[Structured figure records]
────────────────────
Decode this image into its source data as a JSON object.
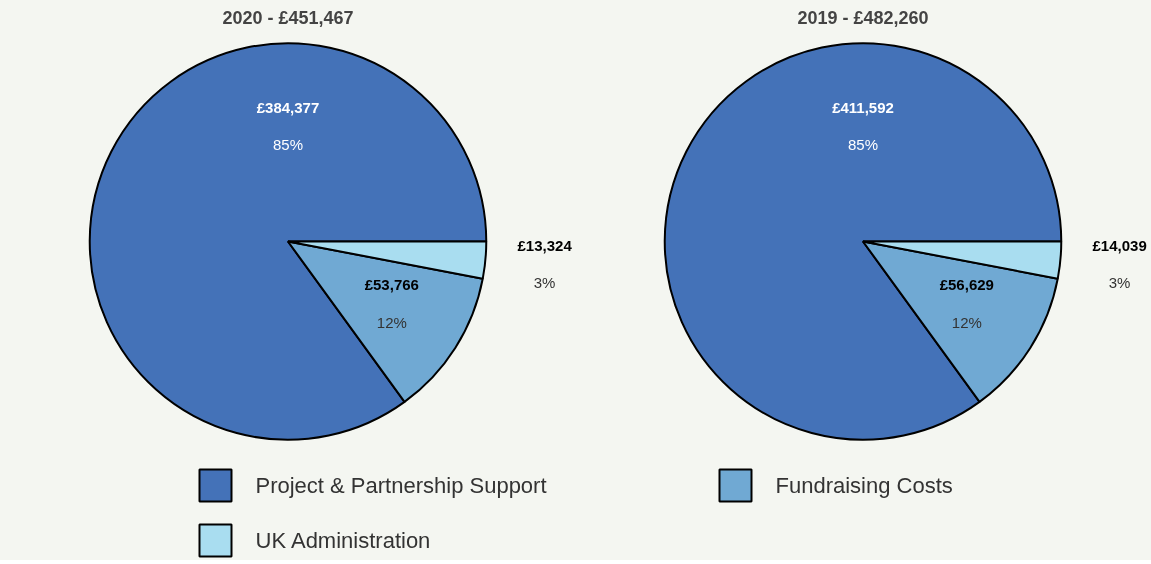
{
  "chart_data": [
    {
      "type": "pie",
      "title": "2020 - £451,467",
      "categories": [
        "Project & Partnership Support",
        "Fundraising Costs",
        "UK Administration"
      ],
      "values": [
        85,
        12,
        3
      ],
      "colors": [
        "#4472b8",
        "#70a9d3",
        "#a9ddf0"
      ],
      "value_labels": [
        "£384,377\n85%",
        "£53,766\n12%",
        "£13,324\n3%"
      ],
      "legend": "bottom"
    },
    {
      "type": "pie",
      "title": "2019 - £482,260",
      "values": [
        85,
        12,
        3
      ],
      "colors": [
        "#4472b8",
        "#70a9d3",
        "#a9ddf0"
      ],
      "value_labels": [
        "£411,592\n85%",
        "£56,629\n12%",
        "£14,039\n3%"
      ]
    }
  ]
}
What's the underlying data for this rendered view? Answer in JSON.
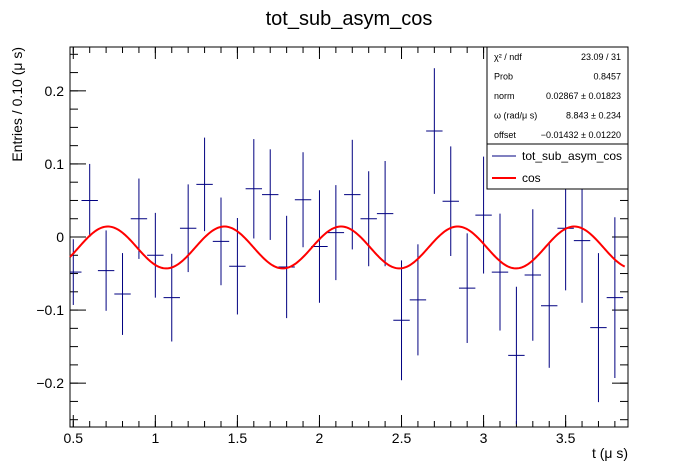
{
  "chart_data": {
    "type": "scatter",
    "title": "tot_sub_asym_cos",
    "xlabel": "t (μ s)",
    "ylabel": "Entries / 0.10 (μ s)",
    "xlim": [
      0.48,
      3.88
    ],
    "ylim": [
      -0.26,
      0.26
    ],
    "xticks": [
      0.5,
      1,
      1.5,
      2,
      2.5,
      3,
      3.5
    ],
    "xtick_labels": [
      "0.5",
      "1",
      "1.5",
      "2",
      "2.5",
      "3",
      "3.5"
    ],
    "yticks": [
      -0.2,
      -0.1,
      0,
      0.1,
      0.2
    ],
    "ytick_labels": [
      "−0.2",
      "−0.1",
      "0",
      "0.1",
      "0.2"
    ],
    "bin_width": 0.1,
    "series": [
      {
        "name": "tot_sub_asym_cos",
        "color": "#000080",
        "x": [
          0.5,
          0.6,
          0.7,
          0.8,
          0.9,
          1.0,
          1.1,
          1.2,
          1.3,
          1.4,
          1.5,
          1.6,
          1.7,
          1.8,
          1.9,
          2.0,
          2.1,
          2.2,
          2.3,
          2.4,
          2.5,
          2.6,
          2.7,
          2.8,
          2.9,
          3.0,
          3.1,
          3.2,
          3.3,
          3.4,
          3.5,
          3.6,
          3.7,
          3.8,
          3.9
        ],
        "y": [
          -0.048,
          0.05,
          -0.046,
          -0.078,
          0.025,
          -0.025,
          -0.083,
          0.012,
          0.072,
          -0.006,
          -0.04,
          0.066,
          0.058,
          -0.041,
          0.051,
          -0.013,
          0.006,
          0.058,
          0.025,
          0.032,
          -0.114,
          -0.086,
          0.145,
          0.049,
          -0.07,
          0.03,
          -0.048,
          -0.162,
          -0.052,
          -0.094,
          0.012,
          -0.005,
          -0.124,
          -0.083,
          null
        ],
        "yerr": [
          0.045,
          0.05,
          0.055,
          0.056,
          0.055,
          0.058,
          0.06,
          0.06,
          0.064,
          0.06,
          0.066,
          0.068,
          0.062,
          0.07,
          0.065,
          0.077,
          0.065,
          0.075,
          0.065,
          0.072,
          0.082,
          0.076,
          0.086,
          0.075,
          0.075,
          0.08,
          0.08,
          0.094,
          0.09,
          0.085,
          0.085,
          0.085,
          0.102,
          0.11,
          null
        ]
      }
    ],
    "fit": {
      "name": "cos",
      "color": "#ff0000",
      "norm": 0.02867,
      "omega": 8.843,
      "offset": -0.01432
    },
    "legend": {
      "position": "top-right",
      "entries": [
        {
          "label": "tot_sub_asym_cos",
          "color": "#000080",
          "kind": "line"
        },
        {
          "label": "cos",
          "color": "#ff0000",
          "kind": "line"
        }
      ]
    },
    "stats": [
      {
        "label": "χ² / ndf",
        "value": "23.09 / 31"
      },
      {
        "label": "Prob",
        "value": "0.8457"
      },
      {
        "label": "norm",
        "value": "0.02867 ± 0.01823"
      },
      {
        "label": "ω (rad/μ s)",
        "value": "8.843 ± 0.234"
      },
      {
        "label": "offset",
        "value": "−0.01432 ± 0.01220"
      }
    ]
  }
}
────────────────────
THE REQUEST: Copy out each line exactly, without the pictures.

RESPONSE:
Decode this image into its source data as a JSON object.
{
  "chart_data": [
    {
      "type": "pie",
      "title": "2020 - £451,467",
      "categories": [
        "Project & Partnership Support",
        "Fundraising Costs",
        "UK Administration"
      ],
      "values": [
        85,
        12,
        3
      ],
      "colors": [
        "#4472b8",
        "#70a9d3",
        "#a9ddf0"
      ],
      "value_labels": [
        "£384,377\n85%",
        "£53,766\n12%",
        "£13,324\n3%"
      ],
      "legend": "bottom"
    },
    {
      "type": "pie",
      "title": "2019 - £482,260",
      "values": [
        85,
        12,
        3
      ],
      "colors": [
        "#4472b8",
        "#70a9d3",
        "#a9ddf0"
      ],
      "value_labels": [
        "£411,592\n85%",
        "£56,629\n12%",
        "£14,039\n3%"
      ]
    }
  ]
}
What's the underlying data for this rendered view? Answer in JSON.
{
  "chart_data": {
    "type": "scatter",
    "title": "tot_sub_asym_cos",
    "xlabel": "t (μ s)",
    "ylabel": "Entries / 0.10 (μ s)",
    "xlim": [
      0.48,
      3.88
    ],
    "ylim": [
      -0.26,
      0.26
    ],
    "xticks": [
      0.5,
      1,
      1.5,
      2,
      2.5,
      3,
      3.5
    ],
    "xtick_labels": [
      "0.5",
      "1",
      "1.5",
      "2",
      "2.5",
      "3",
      "3.5"
    ],
    "yticks": [
      -0.2,
      -0.1,
      0,
      0.1,
      0.2
    ],
    "ytick_labels": [
      "−0.2",
      "−0.1",
      "0",
      "0.1",
      "0.2"
    ],
    "bin_width": 0.1,
    "series": [
      {
        "name": "tot_sub_asym_cos",
        "color": "#000080",
        "x": [
          0.5,
          0.6,
          0.7,
          0.8,
          0.9,
          1.0,
          1.1,
          1.2,
          1.3,
          1.4,
          1.5,
          1.6,
          1.7,
          1.8,
          1.9,
          2.0,
          2.1,
          2.2,
          2.3,
          2.4,
          2.5,
          2.6,
          2.7,
          2.8,
          2.9,
          3.0,
          3.1,
          3.2,
          3.3,
          3.4,
          3.5,
          3.6,
          3.7,
          3.8,
          3.9
        ],
        "y": [
          -0.048,
          0.05,
          -0.046,
          -0.078,
          0.025,
          -0.025,
          -0.083,
          0.012,
          0.072,
          -0.006,
          -0.04,
          0.066,
          0.058,
          -0.041,
          0.051,
          -0.013,
          0.006,
          0.058,
          0.025,
          0.032,
          -0.114,
          -0.086,
          0.145,
          0.049,
          -0.07,
          0.03,
          -0.048,
          -0.162,
          -0.052,
          -0.094,
          0.012,
          -0.005,
          -0.124,
          -0.083,
          null
        ],
        "yerr": [
          0.045,
          0.05,
          0.055,
          0.056,
          0.055,
          0.058,
          0.06,
          0.06,
          0.064,
          0.06,
          0.066,
          0.068,
          0.062,
          0.07,
          0.065,
          0.077,
          0.065,
          0.075,
          0.065,
          0.072,
          0.082,
          0.076,
          0.086,
          0.075,
          0.075,
          0.08,
          0.08,
          0.094,
          0.09,
          0.085,
          0.085,
          0.085,
          0.102,
          0.11,
          null
        ]
      }
    ],
    "fit": {
      "name": "cos",
      "color": "#ff0000",
      "norm": 0.02867,
      "omega": 8.843,
      "offset": -0.01432
    },
    "legend": {
      "position": "top-right",
      "entries": [
        {
          "label": "tot_sub_asym_cos",
          "color": "#000080",
          "kind": "line"
        },
        {
          "label": "cos",
          "color": "#ff0000",
          "kind": "line"
        }
      ]
    },
    "stats": [
      {
        "label": "χ² / ndf",
        "value": "23.09 / 31"
      },
      {
        "label": "Prob",
        "value": "0.8457"
      },
      {
        "label": "norm",
        "value": "0.02867 ± 0.01823"
      },
      {
        "label": "ω (rad/μ s)",
        "value": "8.843 ± 0.234"
      },
      {
        "label": "offset",
        "value": "−0.01432 ± 0.01220"
      }
    ]
  }
}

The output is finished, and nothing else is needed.